In the listing below, find every line with the string "footer" and pull it out.

═══ Information provided ═══

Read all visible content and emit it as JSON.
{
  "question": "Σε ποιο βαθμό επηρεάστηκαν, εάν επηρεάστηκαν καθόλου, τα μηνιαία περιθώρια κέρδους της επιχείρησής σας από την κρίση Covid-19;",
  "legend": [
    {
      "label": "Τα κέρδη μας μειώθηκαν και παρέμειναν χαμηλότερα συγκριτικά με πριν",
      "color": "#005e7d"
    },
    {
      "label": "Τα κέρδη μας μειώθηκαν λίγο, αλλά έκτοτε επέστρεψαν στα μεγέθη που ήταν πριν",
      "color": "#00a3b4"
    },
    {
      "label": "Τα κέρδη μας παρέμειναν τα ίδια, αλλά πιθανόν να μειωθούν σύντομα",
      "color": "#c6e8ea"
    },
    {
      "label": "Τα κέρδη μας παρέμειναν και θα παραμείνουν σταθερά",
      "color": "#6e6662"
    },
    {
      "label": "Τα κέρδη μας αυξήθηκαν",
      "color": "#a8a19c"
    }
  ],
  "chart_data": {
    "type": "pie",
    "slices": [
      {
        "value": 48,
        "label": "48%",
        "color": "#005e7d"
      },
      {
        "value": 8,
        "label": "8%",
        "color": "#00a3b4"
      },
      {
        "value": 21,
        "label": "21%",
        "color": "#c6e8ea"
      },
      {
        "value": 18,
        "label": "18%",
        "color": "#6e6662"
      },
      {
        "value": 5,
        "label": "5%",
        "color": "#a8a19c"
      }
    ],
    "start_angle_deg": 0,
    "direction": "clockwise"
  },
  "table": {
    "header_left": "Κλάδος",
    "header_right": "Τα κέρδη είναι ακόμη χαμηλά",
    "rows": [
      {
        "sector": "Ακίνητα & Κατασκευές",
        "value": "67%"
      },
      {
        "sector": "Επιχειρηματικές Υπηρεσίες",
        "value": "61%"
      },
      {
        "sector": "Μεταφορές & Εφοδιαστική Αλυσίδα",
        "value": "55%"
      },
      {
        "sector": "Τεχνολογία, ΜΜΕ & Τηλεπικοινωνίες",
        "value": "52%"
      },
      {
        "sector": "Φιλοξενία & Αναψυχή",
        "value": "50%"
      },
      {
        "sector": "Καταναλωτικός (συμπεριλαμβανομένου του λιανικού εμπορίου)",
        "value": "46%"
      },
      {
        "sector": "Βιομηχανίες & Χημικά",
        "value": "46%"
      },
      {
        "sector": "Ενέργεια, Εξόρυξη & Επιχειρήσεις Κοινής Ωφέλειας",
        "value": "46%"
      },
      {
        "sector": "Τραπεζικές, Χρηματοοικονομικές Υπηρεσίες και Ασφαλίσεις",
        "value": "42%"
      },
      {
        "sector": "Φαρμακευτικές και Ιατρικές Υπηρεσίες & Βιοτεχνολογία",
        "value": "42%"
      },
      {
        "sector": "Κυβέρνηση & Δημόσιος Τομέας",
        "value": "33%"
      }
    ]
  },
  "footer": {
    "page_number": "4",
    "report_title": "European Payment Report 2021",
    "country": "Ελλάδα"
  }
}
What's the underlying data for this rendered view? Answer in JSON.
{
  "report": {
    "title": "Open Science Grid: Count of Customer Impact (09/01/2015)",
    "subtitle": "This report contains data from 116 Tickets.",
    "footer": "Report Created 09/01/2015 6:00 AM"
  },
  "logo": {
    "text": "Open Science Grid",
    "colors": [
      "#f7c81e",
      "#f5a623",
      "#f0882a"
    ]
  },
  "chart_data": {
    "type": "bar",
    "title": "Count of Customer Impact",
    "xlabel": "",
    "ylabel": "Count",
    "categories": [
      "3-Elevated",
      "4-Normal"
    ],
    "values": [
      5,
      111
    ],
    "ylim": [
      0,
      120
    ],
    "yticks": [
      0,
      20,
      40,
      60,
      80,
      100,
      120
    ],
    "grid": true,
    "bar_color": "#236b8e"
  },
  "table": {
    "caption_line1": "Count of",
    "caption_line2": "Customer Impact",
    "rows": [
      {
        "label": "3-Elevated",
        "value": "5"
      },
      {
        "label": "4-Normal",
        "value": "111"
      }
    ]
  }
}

═══

-- Solved problem --
  "footer": {
    "footer": "Report Created 09/01/2015 6:00 AM"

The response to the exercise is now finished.